[Dataset rows about figures]
┏━━
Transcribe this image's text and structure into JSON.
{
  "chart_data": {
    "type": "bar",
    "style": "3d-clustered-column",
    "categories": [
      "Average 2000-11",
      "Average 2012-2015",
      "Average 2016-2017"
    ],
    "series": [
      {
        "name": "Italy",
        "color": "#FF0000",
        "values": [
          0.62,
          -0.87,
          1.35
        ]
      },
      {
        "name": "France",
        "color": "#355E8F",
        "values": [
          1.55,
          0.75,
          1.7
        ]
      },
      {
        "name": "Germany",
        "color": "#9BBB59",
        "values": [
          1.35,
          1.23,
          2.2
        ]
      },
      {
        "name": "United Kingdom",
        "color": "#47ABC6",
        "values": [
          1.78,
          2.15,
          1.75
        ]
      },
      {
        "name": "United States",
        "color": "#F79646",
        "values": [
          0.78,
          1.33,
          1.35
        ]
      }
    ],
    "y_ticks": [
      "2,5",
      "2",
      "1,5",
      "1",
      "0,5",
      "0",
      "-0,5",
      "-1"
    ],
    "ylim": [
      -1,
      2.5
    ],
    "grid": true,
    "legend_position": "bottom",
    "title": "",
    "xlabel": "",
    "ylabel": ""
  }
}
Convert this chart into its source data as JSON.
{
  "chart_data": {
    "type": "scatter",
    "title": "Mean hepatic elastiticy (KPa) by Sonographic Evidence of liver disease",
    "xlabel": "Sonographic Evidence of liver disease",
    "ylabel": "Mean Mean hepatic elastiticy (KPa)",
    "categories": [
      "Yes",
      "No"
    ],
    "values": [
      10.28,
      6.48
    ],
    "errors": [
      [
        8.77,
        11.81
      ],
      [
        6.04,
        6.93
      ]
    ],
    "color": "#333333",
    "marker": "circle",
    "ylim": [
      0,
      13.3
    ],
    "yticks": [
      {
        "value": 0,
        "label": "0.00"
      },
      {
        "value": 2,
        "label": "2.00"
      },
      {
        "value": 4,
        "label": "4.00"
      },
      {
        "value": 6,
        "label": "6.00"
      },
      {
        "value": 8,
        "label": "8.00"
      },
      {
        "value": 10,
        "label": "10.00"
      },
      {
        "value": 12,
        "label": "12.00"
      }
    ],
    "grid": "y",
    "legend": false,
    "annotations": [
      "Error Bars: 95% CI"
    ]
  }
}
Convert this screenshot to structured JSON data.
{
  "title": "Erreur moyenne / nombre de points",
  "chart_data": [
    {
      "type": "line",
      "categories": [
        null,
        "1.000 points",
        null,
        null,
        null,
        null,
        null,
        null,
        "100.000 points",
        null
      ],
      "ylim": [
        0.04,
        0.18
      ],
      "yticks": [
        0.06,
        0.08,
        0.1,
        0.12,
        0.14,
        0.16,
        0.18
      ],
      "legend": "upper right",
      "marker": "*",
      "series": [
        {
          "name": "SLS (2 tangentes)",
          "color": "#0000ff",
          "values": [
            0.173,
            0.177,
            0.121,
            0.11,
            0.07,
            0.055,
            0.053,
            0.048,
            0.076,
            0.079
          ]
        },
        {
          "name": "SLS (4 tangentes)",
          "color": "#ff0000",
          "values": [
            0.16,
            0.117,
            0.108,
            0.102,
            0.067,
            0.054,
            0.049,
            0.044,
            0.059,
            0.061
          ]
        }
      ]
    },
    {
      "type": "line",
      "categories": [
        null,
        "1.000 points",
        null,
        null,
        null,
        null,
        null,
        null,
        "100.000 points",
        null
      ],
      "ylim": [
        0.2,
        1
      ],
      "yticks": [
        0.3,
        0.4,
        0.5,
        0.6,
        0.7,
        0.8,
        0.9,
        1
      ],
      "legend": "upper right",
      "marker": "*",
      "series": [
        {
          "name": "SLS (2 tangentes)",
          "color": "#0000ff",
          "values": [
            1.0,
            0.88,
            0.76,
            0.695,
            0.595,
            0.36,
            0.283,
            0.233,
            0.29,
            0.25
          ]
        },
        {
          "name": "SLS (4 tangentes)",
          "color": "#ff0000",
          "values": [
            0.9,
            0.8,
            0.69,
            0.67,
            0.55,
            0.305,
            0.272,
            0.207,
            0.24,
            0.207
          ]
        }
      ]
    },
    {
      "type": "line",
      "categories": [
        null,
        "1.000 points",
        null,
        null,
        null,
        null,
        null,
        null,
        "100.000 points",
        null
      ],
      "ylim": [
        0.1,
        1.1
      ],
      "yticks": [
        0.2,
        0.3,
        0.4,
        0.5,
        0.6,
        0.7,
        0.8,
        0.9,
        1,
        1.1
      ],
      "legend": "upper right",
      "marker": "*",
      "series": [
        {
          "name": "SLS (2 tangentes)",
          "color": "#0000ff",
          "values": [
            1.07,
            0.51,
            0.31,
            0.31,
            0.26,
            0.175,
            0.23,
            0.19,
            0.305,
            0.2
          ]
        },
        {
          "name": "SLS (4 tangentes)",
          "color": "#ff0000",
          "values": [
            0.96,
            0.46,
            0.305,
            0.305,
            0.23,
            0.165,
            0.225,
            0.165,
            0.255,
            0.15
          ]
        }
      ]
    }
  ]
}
┗━━
Return every record, word for word.

Transcribe this image's text and structure into JSON.
{
  "chart_data": {
    "type": "bar",
    "style": "3d-clustered-column",
    "categories": [
      "Average 2000-11",
      "Average 2012-2015",
      "Average 2016-2017"
    ],
    "series": [
      {
        "name": "Italy",
        "color": "#FF0000",
        "values": [
          0.62,
          -0.87,
          1.35
        ]
      },
      {
        "name": "France",
        "color": "#355E8F",
        "values": [
          1.55,
          0.75,
          1.7
        ]
      },
      {
        "name": "Germany",
        "color": "#9BBB59",
        "values": [
          1.35,
          1.23,
          2.2
        ]
      },
      {
        "name": "United Kingdom",
        "color": "#47ABC6",
        "values": [
          1.78,
          2.15,
          1.75
        ]
      },
      {
        "name": "United States",
        "color": "#F79646",
        "values": [
          0.78,
          1.33,
          1.35
        ]
      }
    ],
    "y_ticks": [
      "2,5",
      "2",
      "1,5",
      "1",
      "0,5",
      "0",
      "-0,5",
      "-1"
    ],
    "ylim": [
      -1,
      2.5
    ],
    "grid": true,
    "legend_position": "bottom",
    "title": "",
    "xlabel": "",
    "ylabel": ""
  }
}
Convert this chart into its source data as JSON.
{
  "chart_data": {
    "type": "scatter",
    "title": "Mean hepatic elastiticy (KPa) by Sonographic Evidence of liver disease",
    "xlabel": "Sonographic Evidence of liver disease",
    "ylabel": "Mean Mean hepatic elastiticy (KPa)",
    "categories": [
      "Yes",
      "No"
    ],
    "values": [
      10.28,
      6.48
    ],
    "errors": [
      [
        8.77,
        11.81
      ],
      [
        6.04,
        6.93
      ]
    ],
    "color": "#333333",
    "marker": "circle",
    "ylim": [
      0,
      13.3
    ],
    "yticks": [
      {
        "value": 0,
        "label": "0.00"
      },
      {
        "value": 2,
        "label": "2.00"
      },
      {
        "value": 4,
        "label": "4.00"
      },
      {
        "value": 6,
        "label": "6.00"
      },
      {
        "value": 8,
        "label": "8.00"
      },
      {
        "value": 10,
        "label": "10.00"
      },
      {
        "value": 12,
        "label": "12.00"
      }
    ],
    "grid": "y",
    "legend": false,
    "annotations": [
      "Error Bars: 95% CI"
    ]
  }
}
Convert this screenshot to structured JSON data.
{
  "title": "Erreur moyenne / nombre de points",
  "chart_data": [
    {
      "type": "line",
      "categories": [
        null,
        "1.000 points",
        null,
        null,
        null,
        null,
        null,
        null,
        "100.000 points",
        null
      ],
      "ylim": [
        0.04,
        0.18
      ],
      "yticks": [
        0.06,
        0.08,
        0.1,
        0.12,
        0.14,
        0.16,
        0.18
      ],
      "legend": "upper right",
      "marker": "*",
      "series": [
        {
          "name": "SLS (2 tangentes)",
          "color": "#0000ff",
          "values": [
            0.173,
            0.177,
            0.121,
            0.11,
            0.07,
            0.055,
            0.053,
            0.048,
            0.076,
            0.079
          ]
        },
        {
          "name": "SLS (4 tangentes)",
          "color": "#ff0000",
          "values": [
            0.16,
            0.117,
            0.108,
            0.102,
            0.067,
            0.054,
            0.049,
            0.044,
            0.059,
            0.061
          ]
        }
      ]
    },
    {
      "type": "line",
      "categories": [
        null,
        "1.000 points",
        null,
        null,
        null,
        null,
        null,
        null,
        "100.000 points",
        null
      ],
      "ylim": [
        0.2,
        1
      ],
      "yticks": [
        0.3,
        0.4,
        0.5,
        0.6,
        0.7,
        0.8,
        0.9,
        1
      ],
      "legend": "upper right",
      "marker": "*",
      "series": [
        {
          "name": "SLS (2 tangentes)",
          "color": "#0000ff",
          "values": [
            1.0,
            0.88,
            0.76,
            0.695,
            0.595,
            0.36,
            0.283,
            0.233,
            0.29,
            0.25
          ]
        },
        {
          "name": "SLS (4 tangentes)",
          "color": "#ff0000",
          "values": [
            0.9,
            0.8,
            0.69,
            0.67,
            0.55,
            0.305,
            0.272,
            0.207,
            0.24,
            0.207
          ]
        }
      ]
    },
    {
      "type": "line",
      "categories": [
        null,
        "1.000 points",
        null,
        null,
        null,
        null,
        null,
        null,
        "100.000 points",
        null
      ],
      "ylim": [
        0.1,
        1.1
      ],
      "yticks": [
        0.2,
        0.3,
        0.4,
        0.5,
        0.6,
        0.7,
        0.8,
        0.9,
        1,
        1.1
      ],
      "legend": "upper right",
      "marker": "*",
      "series": [
        {
          "name": "SLS (2 tangentes)",
          "color": "#0000ff",
          "values": [
            1.07,
            0.51,
            0.31,
            0.31,
            0.26,
            0.175,
            0.23,
            0.19,
            0.305,
            0.2
          ]
        },
        {
          "name": "SLS (4 tangentes)",
          "color": "#ff0000",
          "values": [
            0.96,
            0.46,
            0.305,
            0.305,
            0.23,
            0.165,
            0.225,
            0.165,
            0.255,
            0.15
          ]
        }
      ]
    }
  ]
}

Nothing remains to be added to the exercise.